───── Extracted data ─────
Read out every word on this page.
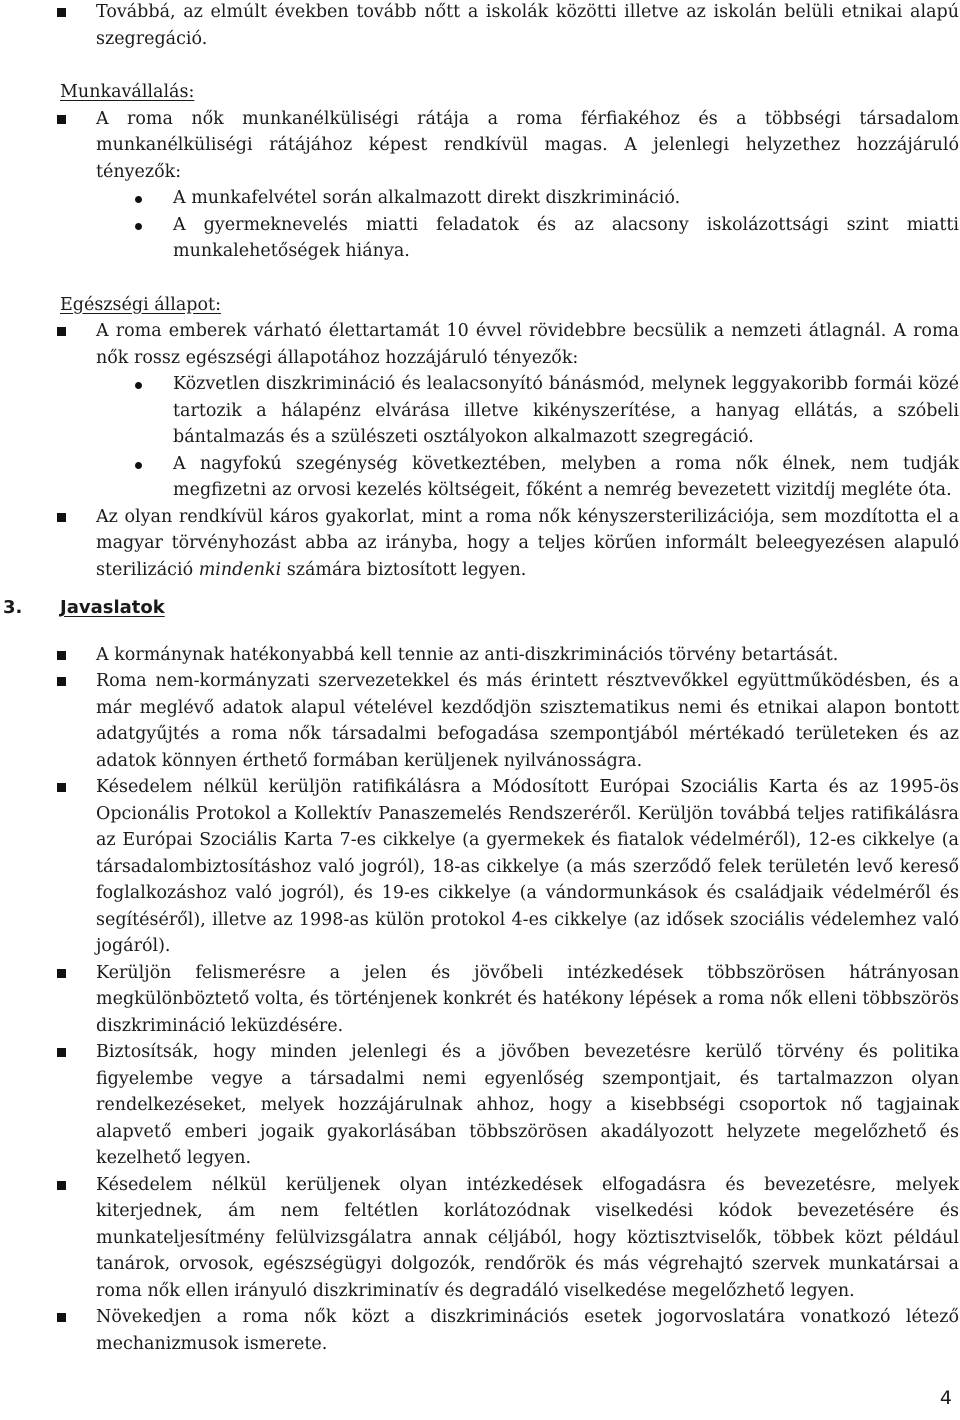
Továbbá, az elmúlt években tovább nőtt a iskolák közötti illetve az iskolán belüli etnikai alapú szegregáció.
Munkavállalás:
A roma nők munkanélküliségi rátája a roma férfiakéhoz és a többségi társadalom munkanélküliségi rátájához képest rendkívül magas. A jelenlegi helyzethez hozzájáruló tényezők:
A munkafelvétel során alkalmazott direkt diszkrimináció.
A gyermeknevelés miatti feladatok és az alacsony iskolázottsági szint miatti munkalehetőségek hiánya.
Egészségi állapot:
A roma emberek várható élettartamát 10 évvel rövidebbre becsülik a nemzeti átlagnál. A roma nők rossz egészségi állapotához hozzájáruló tényezők:
Közvetlen diszkrimináció és lealacsonyító bánásmód, melynek leggyakoribb formái közé tartozik a hálapénz elvárása illetve kikényszerítése, a hanyag ellátás, a szóbeli bántalmazás és a szülészeti osztályokon alkalmazott szegregáció.
A nagyfokú szegénység következtében, melyben a roma nők élnek, nem tudják megfizetni az orvosi kezelés költségeit, főként a nemrég bevezetett vizitdíj megléte óta.
Az olyan rendkívül káros gyakorlat, mint a roma nők kényszersterilizációja, sem mozdította el a magyar törvényhozást abba az irányba, hogy a teljes körűen informált beleegyezésen alapuló sterilizáció mindenki számára biztosított legyen.
3. Javaslatok
A kormánynak hatékonyabbá kell tennie az anti-diszkriminációs törvény betartását.
Roma nem-kormányzati szervezetekkel és más érintett résztvevőkkel együttműködésben, és a már meglévő adatok alapul vételével kezdődjön szisztematikus nemi és etnikai alapon bontott adatgyűjtés a roma nők társadalmi befogadása szempontjából mértékadó területeken és az adatok könnyen érthető formában kerüljenek nyilvánosságra.
Késedelem nélkül kerüljön ratifikálásra a Módosított Európai Szociális Karta és az 1995-ös Opcionális Protokol a Kollektív Panaszemelés Rendszeréről. Kerüljön továbbá teljes ratifikálásra az Európai Szociális Karta 7-es cikkelye (a gyermekek és fiatalok védelméről), 12-es cikkelye (a társadalombiztosításhoz való jogról), 18-as cikkelye (a más szerződő felek területén levő kereső foglalkozáshoz való jogról), és 19-es cikkelye (a vándormunkások és családjaik védelméről és segítéséről), illetve az 1998-as külön protokol 4-es cikkelye (az idősek szociális védelemhez való jogáról).
Kerüljön felismerésre a jelen és jövőbeli intézkedések többszörösen hátrányosan megkülönböztető volta, és történjenek konkrét és hatékony lépések a roma nők elleni többszörös diszkrimináció leküzdésére.
Biztosítsák, hogy minden jelenlegi és a jövőben bevezetésre kerülő törvény és politika figyelembe vegye a társadalmi nemi egyenlőség szempontjait, és tartalmazzon olyan rendelkezéseket, melyek hozzájárulnak ahhoz, hogy a kisebbségi csoportok nő tagjainak alapvető emberi jogaik gyakorlásában többszörösen akadályozott helyzete megelőzhető és kezelhető legyen.
Késedelem nélkül kerüljenek olyan intézkedések elfogadásra és bevezetésre, melyek kiterjednek, ám nem feltétlen korlátozódnak viselkedési kódok bevezetésére és munkateljesítmény felülvizsgálatra annak céljából, hogy köztisztviselők, többek közt például tanárok, orvosok, egészségügyi dolgozók, rendőrök és más végrehajtó szervek munkatársai a roma nők ellen irányuló diszkriminatív és degradáló viselkedése megelőzhető legyen.
Növekedjen a roma nők közt a diszkriminációs esetek jogorvoslatára vonatkozó létező mechanizmusok ismerete.
4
─────
> _Stated problem_
Identify all lines where the word "megelőzhető" shows up. Copy them.

> _Exercise answer_
Biztosítsák, hogy minden jelenlegi és a jövőben bevezetésre kerülő törvény és politika figyelembe vegye a társadalmi nemi egyenlőség szempontjait, és tartalmazzon olyan rendelkezéseket, melyek hozzájárulnak ahhoz, hogy a kisebbségi csoportok nő tagjainak alapvető emberi jogaik gyakorlásában többszörösen akadályozott helyzete megelőzhető és kezelhető legyen.
Késedelem nélkül kerüljenek olyan intézkedések elfogadásra és bevezetésre, melyek kiterjednek, ám nem feltétlen korlátozódnak viselkedési kódok bevezetésére és munkateljesítmény felülvizsgálatra annak céljából, hogy köztisztviselők, többek közt például tanárok, orvosok, egészségügyi dolgozók, rendőrök és más végrehajtó szervek munkatársai a roma nők ellen irányuló diszkriminatív és degradáló viselkedése megelőzhető legyen.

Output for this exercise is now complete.